[Entradas de disposición espacial]
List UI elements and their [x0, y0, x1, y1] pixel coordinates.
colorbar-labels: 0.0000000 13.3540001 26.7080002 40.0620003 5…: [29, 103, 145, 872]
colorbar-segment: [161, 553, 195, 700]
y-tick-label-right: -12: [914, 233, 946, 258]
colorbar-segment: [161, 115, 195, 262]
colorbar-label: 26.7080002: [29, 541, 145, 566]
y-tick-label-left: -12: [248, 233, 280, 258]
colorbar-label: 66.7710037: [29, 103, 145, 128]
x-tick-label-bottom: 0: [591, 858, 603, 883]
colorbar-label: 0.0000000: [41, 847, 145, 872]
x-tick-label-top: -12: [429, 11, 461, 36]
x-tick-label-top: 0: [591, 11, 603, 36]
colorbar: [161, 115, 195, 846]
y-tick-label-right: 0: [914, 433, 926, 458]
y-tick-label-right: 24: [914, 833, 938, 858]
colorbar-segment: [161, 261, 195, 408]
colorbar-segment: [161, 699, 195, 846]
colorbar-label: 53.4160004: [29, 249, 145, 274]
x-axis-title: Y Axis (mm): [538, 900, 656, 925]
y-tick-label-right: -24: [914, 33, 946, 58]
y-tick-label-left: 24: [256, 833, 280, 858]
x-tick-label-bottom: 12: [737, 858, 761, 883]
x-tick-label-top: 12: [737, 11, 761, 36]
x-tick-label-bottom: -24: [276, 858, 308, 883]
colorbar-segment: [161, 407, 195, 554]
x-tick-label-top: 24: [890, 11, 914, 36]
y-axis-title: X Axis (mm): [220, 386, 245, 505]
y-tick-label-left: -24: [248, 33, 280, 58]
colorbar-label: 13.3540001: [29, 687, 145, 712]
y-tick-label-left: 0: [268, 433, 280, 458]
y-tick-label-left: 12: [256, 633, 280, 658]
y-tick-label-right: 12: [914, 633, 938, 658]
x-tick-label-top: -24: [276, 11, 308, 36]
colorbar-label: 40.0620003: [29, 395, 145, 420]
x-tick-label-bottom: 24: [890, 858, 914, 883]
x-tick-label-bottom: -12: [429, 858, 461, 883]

Ejercicio:
Reescribe todas las líneas de los registros como una lista numerada y omite las líneas en blanco.

Solución completa:
1. List UI elements and their [x0, y0, x1, y1] pixel coordinates.
2. colorbar-labels: 0.0000000 13.3540001 26.7080002 40.0620003 5…: [29, 103, 145, 872]
3. colorbar-segment: [161, 553, 195, 700]
4. y-tick-label-right: -12: [914, 233, 946, 258]
5. colorbar-segment: [161, 115, 195, 262]
6. colorbar-label: 26.7080002: [29, 541, 145, 566]
7. y-tick-label-left: -12: [248, 233, 280, 258]
8. colorbar-label: 66.7710037: [29, 103, 145, 128]
9. x-tick-label-bottom: 0: [591, 858, 603, 883]
10. colorbar-label: 0.0000000: [41, 847, 145, 872]
11. x-tick-label-top: -12: [429, 11, 461, 36]
12. x-tick-label-top: 0: [591, 11, 603, 36]
13. colorbar: [161, 115, 195, 846]
14. y-tick-label-right: 0: [914, 433, 926, 458]
15. y-tick-label-right: 24: [914, 833, 938, 858]
16. colorbar-segment: [161, 261, 195, 408]
17. colorbar-segment: [161, 699, 195, 846]
18. colorbar-label: 53.4160004: [29, 249, 145, 274]
19. x-axis-title: Y Axis (mm): [538, 900, 656, 925]
20. y-tick-label-right: -24: [914, 33, 946, 58]
21. y-tick-label-left: 24: [256, 833, 280, 858]
22. x-tick-label-bottom: 12: [737, 858, 761, 883]
23. x-tick-label-top: 12: [737, 11, 761, 36]
24. x-tick-label-bottom: -24: [276, 858, 308, 883]
25. colorbar-segment: [161, 407, 195, 554]
26. x-tick-label-top: 24: [890, 11, 914, 36]
27. y-axis-title: X Axis (mm): [220, 386, 245, 505]
28. y-tick-label-left: -24: [248, 33, 280, 58]
29. colorbar-label: 13.3540001: [29, 687, 145, 712]
30. y-tick-label-left: 0: [268, 433, 280, 458]
31. y-tick-label-left: 12: [256, 633, 280, 658]
32. y-tick-label-right: 12: [914, 633, 938, 658]
33. x-tick-label-top: -24: [276, 11, 308, 36]
34. colorbar-label: 40.0620003: [29, 395, 145, 420]
35. x-tick-label-bottom: 24: [890, 858, 914, 883]
36. x-tick-label-bottom: -12: [429, 858, 461, 883]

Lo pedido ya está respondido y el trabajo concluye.